Copy out the entries exactly, from the first line to the last.

/---

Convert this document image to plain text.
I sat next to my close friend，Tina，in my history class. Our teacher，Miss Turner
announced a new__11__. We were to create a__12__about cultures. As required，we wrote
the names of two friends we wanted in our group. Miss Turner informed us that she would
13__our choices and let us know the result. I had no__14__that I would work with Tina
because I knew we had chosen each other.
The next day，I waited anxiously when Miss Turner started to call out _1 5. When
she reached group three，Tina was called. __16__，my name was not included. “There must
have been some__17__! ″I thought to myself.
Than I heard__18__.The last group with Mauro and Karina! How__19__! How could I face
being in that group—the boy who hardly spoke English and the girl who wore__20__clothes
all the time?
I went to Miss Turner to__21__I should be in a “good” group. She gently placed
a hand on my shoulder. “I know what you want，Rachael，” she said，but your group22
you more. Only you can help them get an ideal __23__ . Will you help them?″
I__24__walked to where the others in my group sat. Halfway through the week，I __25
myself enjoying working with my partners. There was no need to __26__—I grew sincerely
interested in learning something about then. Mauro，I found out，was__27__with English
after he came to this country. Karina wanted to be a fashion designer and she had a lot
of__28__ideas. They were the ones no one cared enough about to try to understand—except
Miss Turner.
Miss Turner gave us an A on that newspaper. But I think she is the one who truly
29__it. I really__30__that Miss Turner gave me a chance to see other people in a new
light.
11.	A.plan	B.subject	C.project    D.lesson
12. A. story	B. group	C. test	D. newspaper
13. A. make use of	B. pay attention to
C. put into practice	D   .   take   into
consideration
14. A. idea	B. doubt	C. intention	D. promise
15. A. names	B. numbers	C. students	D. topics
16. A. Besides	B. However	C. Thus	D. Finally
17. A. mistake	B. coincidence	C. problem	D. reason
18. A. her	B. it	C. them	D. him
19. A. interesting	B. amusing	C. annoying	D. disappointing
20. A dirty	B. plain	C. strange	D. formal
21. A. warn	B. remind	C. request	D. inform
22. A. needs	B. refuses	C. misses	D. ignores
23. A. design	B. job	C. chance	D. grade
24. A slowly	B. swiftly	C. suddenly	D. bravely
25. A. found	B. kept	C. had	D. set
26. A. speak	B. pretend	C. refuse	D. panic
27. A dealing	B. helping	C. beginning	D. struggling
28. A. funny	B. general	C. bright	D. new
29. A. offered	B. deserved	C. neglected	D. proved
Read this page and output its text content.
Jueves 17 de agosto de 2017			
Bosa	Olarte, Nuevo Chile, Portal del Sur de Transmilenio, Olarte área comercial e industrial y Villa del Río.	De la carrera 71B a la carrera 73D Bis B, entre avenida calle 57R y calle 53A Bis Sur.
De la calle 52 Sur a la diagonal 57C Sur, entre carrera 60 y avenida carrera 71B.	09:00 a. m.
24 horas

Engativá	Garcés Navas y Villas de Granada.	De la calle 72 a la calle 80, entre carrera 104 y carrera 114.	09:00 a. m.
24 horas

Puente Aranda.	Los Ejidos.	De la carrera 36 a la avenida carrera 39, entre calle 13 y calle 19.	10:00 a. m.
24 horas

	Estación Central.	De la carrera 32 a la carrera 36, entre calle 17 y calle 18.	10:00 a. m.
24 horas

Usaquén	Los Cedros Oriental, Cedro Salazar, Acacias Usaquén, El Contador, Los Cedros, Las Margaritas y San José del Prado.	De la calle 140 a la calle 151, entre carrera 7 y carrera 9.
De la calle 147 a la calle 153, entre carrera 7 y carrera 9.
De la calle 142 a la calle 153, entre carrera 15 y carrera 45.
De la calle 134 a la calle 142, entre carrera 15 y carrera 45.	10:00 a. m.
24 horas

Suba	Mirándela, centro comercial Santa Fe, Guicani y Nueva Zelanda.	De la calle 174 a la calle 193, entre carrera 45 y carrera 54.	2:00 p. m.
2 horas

\---

*RESULT*:
Convert this document image to plain text.
I sat next to my close friend，Tina，in my history class. Our teacher，Miss Turner
announced a new__11__. We were to create a__12__about cultures. As required，we wrote
the names of two friends we wanted in our group. Miss Turner informed us that she would
13__our choices and let us know the result. I had no__14__that I would work with Tina
because I knew we had chosen each other.
The next day，I waited anxiously when Miss Turner started to call out _1 5. When
she reached group three，Tina was called. __16__，my name was not included. “There must
have been some__17__! ″I thought to myself.
Than I heard__18__.The last group with Mauro and Karina! How__19__! How could I face
being in that group—the boy who hardly spoke English and the girl who wore__20__clothes
all the time?
I went to Miss Turner to__21__I should be in a “good” group. She gently placed
a hand on my shoulder. “I know what you want，Rachael，” she said，but your group22
you more. Only you can help them get an ideal __23__ . Will you help them?″
I__24__walked to where the others in my group sat. Halfway through the week，I __25
myself enjoying working with my partners. There was no need to __26__—I grew sincerely
interested in learning something about then. Mauro，I found out，was__27__with English
after he came to this country. Karina wanted to be a fashion designer and she had a lot
of__28__ideas. They were the ones no one cared enough about to try to understand—except
Miss Turner.
Miss Turner gave us an A on that newspaper. But I think she is the one who truly
29__it. I really__30__that Miss Turner gave me a chance to see other people in a new
light.
11.	A.plan	B.subject	C.project    D.lesson
12. A. story	B. group	C. test	D. newspaper
13. A. make use of	B. pay attention to
C. put into practice	D   .   take   into
consideration
14. A. idea	B. doubt	C. intention	D. promise
15. A. names	B. numbers	C. students	D. topics
16. A. Besides	B. However	C. Thus	D. Finally
17. A. mistake	B. coincidence	C. problem	D. reason
18. A. her	B. it	C. them	D. him
19. A. interesting	B. amusing	C. annoying	D. disappointing
20. A dirty	B. plain	C. strange	D. formal
21. A. warn	B. remind	C. request	D. inform
22. A. needs	B. refuses	C. misses	D. ignores
23. A. design	B. job	C. chance	D. grade
24. A slowly	B. swiftly	C. suddenly	D. bravely
25. A. found	B. kept	C. had	D. set
26. A. speak	B. pretend	C. refuse	D. panic
27. A dealing	B. helping	C. beginning	D. struggling
28. A. funny	B. general	C. bright	D. new
29. A. offered	B. deserved	C. neglected	D. proved
Read this page and output its text content.
Jueves 17 de agosto de 2017			
Bosa	Olarte, Nuevo Chile, Portal del Sur de Transmilenio, Olarte área comercial e industrial y Villa del Río.	De la carrera 71B a la carrera 73D Bis B, entre avenida calle 57R y calle 53A Bis Sur.
De la calle 52 Sur a la diagonal 57C Sur, entre carrera 60 y avenida carrera 71B.	09:00 a. m.
24 horas

Engativá	Garcés Navas y Villas de Granada.	De la calle 72 a la calle 80, entre carrera 104 y carrera 114.	09:00 a. m.
24 horas

Puente Aranda.	Los Ejidos.	De la carrera 36 a la avenida carrera 39, entre calle 13 y calle 19.	10:00 a. m.
24 horas

	Estación Central.	De la carrera 32 a la carrera 36, entre calle 17 y calle 18.	10:00 a. m.
24 horas

Usaquén	Los Cedros Oriental, Cedro Salazar, Acacias Usaquén, El Contador, Los Cedros, Las Margaritas y San José del Prado.	De la calle 140 a la calle 151, entre carrera 7 y carrera 9.
De la calle 147 a la calle 153, entre carrera 7 y carrera 9.
De la calle 142 a la calle 153, entre carrera 15 y carrera 45.
De la calle 134 a la calle 142, entre carrera 15 y carrera 45.	10:00 a. m.
24 horas

Suba	Mirándela, centro comercial Santa Fe, Guicani y Nueva Zelanda.	De la calle 174 a la calle 193, entre carrera 45 y carrera 54.	2:00 p. m.
2 horas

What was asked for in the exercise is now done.